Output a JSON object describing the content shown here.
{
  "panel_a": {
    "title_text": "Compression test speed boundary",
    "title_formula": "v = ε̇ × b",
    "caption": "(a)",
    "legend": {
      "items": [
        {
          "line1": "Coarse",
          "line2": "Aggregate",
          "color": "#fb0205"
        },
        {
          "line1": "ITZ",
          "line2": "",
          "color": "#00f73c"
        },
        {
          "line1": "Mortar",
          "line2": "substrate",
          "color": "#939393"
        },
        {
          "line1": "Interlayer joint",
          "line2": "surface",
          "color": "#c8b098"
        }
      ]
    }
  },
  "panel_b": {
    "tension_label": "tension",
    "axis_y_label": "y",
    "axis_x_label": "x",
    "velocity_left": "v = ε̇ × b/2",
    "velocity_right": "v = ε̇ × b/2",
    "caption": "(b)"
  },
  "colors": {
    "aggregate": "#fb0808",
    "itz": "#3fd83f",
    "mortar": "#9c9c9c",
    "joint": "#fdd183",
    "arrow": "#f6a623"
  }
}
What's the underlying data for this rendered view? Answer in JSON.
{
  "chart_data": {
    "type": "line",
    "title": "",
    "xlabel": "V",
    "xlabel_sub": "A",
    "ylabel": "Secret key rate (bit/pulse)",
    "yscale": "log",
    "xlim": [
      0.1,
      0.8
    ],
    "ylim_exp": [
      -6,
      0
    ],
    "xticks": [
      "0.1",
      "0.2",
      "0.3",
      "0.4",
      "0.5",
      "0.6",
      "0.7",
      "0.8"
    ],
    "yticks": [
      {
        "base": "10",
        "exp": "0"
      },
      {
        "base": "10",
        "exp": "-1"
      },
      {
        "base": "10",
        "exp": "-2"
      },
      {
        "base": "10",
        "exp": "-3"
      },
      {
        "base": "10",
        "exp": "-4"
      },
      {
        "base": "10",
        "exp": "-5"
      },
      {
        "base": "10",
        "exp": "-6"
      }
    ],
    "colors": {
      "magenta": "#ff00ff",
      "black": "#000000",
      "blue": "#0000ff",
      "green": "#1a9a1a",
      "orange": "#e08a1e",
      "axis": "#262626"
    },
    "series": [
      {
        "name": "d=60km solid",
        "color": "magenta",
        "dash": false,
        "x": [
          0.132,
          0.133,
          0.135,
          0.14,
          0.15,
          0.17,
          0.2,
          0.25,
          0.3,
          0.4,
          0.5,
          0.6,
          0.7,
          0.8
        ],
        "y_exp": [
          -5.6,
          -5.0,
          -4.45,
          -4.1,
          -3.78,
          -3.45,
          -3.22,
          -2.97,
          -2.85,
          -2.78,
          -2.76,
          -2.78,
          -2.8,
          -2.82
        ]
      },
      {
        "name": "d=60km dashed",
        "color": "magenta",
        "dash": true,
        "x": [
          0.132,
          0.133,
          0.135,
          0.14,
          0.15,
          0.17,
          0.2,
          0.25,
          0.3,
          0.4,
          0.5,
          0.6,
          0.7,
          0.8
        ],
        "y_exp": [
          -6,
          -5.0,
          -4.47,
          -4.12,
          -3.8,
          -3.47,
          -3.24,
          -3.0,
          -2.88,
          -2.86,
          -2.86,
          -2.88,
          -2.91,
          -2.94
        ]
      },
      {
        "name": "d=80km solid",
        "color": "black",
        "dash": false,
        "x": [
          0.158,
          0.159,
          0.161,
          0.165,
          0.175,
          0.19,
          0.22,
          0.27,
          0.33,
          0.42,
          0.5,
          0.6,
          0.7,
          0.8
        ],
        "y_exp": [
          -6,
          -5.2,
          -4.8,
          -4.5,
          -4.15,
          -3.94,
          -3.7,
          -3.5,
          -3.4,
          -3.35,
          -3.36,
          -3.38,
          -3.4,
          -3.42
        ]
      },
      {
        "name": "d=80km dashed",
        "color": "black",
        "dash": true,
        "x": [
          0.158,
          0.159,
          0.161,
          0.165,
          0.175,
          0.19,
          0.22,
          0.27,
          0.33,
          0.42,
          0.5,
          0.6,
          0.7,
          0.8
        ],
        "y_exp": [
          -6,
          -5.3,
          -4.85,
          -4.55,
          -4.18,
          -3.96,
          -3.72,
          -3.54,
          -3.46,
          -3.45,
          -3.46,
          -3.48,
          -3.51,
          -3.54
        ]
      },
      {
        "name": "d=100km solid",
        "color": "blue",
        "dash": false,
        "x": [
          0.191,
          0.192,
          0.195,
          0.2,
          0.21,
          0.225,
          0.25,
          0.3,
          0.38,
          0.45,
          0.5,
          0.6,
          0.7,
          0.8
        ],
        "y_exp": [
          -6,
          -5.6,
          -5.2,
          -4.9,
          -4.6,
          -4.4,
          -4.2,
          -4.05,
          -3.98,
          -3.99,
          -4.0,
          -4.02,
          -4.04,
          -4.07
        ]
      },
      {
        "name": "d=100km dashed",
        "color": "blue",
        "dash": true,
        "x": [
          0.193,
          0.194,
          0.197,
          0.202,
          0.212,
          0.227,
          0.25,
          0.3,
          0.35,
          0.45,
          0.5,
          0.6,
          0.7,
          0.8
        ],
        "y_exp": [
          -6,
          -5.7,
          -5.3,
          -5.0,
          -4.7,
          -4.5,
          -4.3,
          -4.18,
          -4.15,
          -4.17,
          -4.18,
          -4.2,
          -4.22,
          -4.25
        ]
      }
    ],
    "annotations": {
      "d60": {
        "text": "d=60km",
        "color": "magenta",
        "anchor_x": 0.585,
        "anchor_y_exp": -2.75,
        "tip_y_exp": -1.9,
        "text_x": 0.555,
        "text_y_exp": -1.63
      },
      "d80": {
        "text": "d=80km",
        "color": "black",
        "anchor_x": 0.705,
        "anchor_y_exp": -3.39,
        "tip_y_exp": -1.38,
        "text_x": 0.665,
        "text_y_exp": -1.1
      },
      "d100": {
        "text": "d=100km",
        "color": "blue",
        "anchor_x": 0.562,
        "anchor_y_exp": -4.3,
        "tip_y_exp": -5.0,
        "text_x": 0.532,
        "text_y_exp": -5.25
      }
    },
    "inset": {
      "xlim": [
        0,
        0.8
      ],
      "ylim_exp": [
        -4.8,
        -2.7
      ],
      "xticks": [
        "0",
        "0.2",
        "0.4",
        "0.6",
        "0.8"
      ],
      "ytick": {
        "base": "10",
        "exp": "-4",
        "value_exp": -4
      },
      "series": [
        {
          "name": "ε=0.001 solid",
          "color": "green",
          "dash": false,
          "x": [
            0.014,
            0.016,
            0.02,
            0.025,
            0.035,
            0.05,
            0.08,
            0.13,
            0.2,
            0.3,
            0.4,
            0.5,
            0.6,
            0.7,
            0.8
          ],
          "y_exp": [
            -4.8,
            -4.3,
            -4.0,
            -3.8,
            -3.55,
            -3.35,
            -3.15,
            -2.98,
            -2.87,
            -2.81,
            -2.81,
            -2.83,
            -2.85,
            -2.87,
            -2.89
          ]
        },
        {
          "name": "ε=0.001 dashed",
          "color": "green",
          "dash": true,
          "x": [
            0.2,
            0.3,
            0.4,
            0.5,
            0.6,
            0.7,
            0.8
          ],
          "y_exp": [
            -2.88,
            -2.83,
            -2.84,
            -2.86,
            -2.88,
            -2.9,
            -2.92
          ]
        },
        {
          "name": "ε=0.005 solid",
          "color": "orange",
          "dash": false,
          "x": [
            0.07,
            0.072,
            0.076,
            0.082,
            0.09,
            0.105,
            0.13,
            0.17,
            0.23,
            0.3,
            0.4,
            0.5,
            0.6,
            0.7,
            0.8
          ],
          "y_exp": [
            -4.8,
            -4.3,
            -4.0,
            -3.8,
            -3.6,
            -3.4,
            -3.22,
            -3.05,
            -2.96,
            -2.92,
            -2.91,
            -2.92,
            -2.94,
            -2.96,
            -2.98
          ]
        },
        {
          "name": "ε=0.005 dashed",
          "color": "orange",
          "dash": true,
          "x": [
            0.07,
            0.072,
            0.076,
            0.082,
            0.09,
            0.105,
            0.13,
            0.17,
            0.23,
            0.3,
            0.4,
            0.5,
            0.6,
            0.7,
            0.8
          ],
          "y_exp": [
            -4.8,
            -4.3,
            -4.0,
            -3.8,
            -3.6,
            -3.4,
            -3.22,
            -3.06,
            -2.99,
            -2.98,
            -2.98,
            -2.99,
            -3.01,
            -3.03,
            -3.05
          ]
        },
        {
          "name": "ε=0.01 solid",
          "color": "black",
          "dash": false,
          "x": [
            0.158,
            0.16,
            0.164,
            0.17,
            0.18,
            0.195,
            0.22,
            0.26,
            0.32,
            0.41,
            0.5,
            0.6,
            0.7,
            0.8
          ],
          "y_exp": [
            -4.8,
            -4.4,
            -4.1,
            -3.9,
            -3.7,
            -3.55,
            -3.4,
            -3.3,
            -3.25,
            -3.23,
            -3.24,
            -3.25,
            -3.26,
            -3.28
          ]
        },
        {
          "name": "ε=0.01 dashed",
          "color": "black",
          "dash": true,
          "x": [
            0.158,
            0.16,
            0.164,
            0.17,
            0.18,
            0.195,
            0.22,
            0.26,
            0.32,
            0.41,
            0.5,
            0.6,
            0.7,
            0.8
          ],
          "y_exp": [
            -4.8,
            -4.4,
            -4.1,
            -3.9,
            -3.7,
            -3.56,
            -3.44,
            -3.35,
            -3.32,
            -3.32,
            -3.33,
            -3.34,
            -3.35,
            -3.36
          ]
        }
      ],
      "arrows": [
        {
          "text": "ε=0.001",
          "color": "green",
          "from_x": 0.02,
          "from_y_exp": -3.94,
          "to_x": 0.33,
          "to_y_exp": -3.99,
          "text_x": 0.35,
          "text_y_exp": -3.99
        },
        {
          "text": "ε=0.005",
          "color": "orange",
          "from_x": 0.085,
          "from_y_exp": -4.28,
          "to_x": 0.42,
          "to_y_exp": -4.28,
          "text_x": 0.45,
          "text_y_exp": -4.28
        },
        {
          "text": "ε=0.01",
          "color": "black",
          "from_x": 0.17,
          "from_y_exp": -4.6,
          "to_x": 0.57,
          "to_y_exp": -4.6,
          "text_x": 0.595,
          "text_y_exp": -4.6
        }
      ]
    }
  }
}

• Objective: Scan the listing above. Gather each line that contains the word "dashed".

• Right answer:
        "name": "d=60km dashed",
        "name": "d=80km dashed",
        "name": "d=100km dashed",
          "name": "ε=0.001 dashed",
          "name": "ε=0.005 dashed",
          "name": "ε=0.01 dashed",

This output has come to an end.